> DESCRIPTION OF THE TASK
According to the text on invasive candidiasis in ICU patients, what was the overall 14-day all-cause mortality rate among the ICU patients?

> TEXT SEGMENT

++++

The 14 days all-cause mortality rate was 26.0% (101/388) among the ICU patients. The rate varied: CR IC was 43.8% (14/32), mono-triazole-resistant IC was 26.7% (12/45) while those with non-resistant IC was 24.1% (75/311, p = 0.006; Figure 2). There was an association between 14 days all-cause mortality and resistant phenotypes (adjusted hazards ratio [aHR] 1.55, 95% CI 1.17, 2.05, p = 0.002) after adjusting for APACHE II scores at IC diagnosis (aHR 1.08, 95%CI 1.05, 1.11, p < 0.001), and invasive mechanical ventilation (aHR 1.80, 95%CI 1.10, 2.95, p = 0.021). There was no difference in the length of stay following infection between patients with FR IC and patients with non-FR IC, between patients with VR IC and patients with non-VR IC, nor between patients with CR IC and patients with non-CR IC (Supplementary Table S4; Supplementary Appendix SA9).

FIGURE 2

Cumulative survival in patients with cross-resistant, mono-triazole-resistant, and non-resistant invasive candidiasis using Kaplan-Meier curves. The dashed line indicates the 95% confidence interval: yellow for non-resistant; green for mono-triazole-resistant; red for cross-resistant invasive candidiasis.

Discussion

Exposure to antibiotic remains one of the most important risk factors for acquiring antibiotic-resistant Candida spp. (Ben-Ami et al., 2012). We applied two different methodologies (group-level and individual-patient-level) to analyze antibiotic-use-versus-resistance relations for Candida spp. isolates in critically ill patients, yielding distinct results. Exposure to several antibacterial agents, specifically third-generation cefalosporins, but not triazoles, have an immediate effect (time lag = 0) on subsequent ICU-acquired triazole-resistant IC in the group-level, indicating an "indirect" effect on resistance. When the same patient database was analyzed at the individual-patient-level, we found that exposure to many antifungal agents was significantly associated with triazole-resistance.

++++

> DATA TO EXAMINE
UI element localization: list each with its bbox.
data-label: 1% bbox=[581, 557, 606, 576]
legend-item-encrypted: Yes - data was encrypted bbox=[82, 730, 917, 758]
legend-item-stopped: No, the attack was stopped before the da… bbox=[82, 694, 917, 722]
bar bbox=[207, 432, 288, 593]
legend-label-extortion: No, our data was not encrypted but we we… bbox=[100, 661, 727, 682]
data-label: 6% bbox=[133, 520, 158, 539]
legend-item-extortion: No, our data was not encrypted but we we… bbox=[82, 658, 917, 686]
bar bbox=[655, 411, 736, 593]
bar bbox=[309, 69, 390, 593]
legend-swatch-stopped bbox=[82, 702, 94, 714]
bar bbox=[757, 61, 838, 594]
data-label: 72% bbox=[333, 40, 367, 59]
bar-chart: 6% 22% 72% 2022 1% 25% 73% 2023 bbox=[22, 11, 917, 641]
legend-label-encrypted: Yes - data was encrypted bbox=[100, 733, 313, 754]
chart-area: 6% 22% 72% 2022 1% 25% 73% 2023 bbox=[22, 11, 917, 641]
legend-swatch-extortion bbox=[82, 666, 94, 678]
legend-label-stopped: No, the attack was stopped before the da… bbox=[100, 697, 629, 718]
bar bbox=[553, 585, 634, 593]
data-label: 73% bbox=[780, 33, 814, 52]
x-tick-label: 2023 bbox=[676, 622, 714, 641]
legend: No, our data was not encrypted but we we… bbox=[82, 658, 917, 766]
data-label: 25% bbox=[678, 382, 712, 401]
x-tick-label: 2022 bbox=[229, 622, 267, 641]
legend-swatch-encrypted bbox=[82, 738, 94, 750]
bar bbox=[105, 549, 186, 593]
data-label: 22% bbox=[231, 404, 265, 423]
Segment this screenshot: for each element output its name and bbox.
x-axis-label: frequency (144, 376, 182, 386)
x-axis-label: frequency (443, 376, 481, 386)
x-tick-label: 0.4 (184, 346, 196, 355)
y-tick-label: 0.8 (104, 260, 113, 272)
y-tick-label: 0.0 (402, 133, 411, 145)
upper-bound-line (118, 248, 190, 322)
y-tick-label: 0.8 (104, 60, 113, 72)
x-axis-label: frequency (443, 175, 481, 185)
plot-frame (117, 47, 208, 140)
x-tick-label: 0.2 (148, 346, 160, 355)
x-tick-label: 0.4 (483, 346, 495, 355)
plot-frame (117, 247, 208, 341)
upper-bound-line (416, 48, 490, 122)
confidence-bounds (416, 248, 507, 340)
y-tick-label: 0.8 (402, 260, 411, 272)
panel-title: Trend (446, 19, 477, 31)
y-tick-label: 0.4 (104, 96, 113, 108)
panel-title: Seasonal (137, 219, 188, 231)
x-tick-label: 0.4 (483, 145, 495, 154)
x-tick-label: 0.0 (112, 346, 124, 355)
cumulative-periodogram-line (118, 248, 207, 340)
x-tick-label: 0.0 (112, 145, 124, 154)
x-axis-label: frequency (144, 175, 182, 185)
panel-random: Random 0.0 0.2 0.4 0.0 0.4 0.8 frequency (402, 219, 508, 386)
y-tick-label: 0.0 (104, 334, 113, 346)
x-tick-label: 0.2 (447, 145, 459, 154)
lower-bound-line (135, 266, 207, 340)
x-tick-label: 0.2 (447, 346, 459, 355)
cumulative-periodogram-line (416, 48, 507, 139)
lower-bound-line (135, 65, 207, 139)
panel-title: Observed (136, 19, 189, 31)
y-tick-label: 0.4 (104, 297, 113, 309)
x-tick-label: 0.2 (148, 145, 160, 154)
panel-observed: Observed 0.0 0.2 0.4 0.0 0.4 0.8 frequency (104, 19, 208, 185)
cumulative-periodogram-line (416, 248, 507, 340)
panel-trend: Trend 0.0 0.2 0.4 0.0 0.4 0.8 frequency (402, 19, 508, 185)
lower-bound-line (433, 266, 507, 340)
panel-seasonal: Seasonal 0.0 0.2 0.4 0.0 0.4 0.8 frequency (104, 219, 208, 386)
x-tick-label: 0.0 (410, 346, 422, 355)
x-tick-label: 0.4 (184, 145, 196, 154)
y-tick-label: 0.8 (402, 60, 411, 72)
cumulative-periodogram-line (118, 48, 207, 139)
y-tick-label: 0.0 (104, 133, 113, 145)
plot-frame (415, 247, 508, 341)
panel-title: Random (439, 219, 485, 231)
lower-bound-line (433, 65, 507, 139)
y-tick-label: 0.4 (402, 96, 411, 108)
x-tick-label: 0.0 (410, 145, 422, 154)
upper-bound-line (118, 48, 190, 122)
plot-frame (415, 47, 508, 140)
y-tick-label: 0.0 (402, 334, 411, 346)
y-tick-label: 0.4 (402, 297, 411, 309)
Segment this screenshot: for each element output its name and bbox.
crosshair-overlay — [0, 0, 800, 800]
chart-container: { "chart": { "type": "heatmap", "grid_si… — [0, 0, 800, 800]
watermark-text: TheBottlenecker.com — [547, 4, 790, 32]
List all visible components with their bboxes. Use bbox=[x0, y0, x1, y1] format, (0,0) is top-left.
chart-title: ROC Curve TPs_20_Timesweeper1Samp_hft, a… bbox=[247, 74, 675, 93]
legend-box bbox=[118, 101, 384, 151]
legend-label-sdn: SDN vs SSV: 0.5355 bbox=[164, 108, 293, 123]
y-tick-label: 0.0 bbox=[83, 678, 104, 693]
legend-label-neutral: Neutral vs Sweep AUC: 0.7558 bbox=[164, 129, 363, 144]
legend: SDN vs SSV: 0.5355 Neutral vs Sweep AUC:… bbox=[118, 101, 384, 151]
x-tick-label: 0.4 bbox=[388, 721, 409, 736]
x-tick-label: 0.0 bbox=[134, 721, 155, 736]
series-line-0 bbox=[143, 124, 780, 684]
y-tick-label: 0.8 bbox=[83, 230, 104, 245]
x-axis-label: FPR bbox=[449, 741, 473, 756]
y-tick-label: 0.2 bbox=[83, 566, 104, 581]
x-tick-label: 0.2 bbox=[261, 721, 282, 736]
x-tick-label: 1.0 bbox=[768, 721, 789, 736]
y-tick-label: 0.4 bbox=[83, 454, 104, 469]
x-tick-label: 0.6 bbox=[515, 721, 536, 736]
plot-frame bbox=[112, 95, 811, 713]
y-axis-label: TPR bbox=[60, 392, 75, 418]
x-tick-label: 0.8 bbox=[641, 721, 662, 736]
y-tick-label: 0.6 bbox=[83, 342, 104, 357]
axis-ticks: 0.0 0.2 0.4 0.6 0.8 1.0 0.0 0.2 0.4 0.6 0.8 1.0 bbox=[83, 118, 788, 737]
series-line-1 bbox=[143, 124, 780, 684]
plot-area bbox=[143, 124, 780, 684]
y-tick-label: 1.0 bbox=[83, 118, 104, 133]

++++

> RESPONSE TO THIS EXERCISE
26.0% (101/388)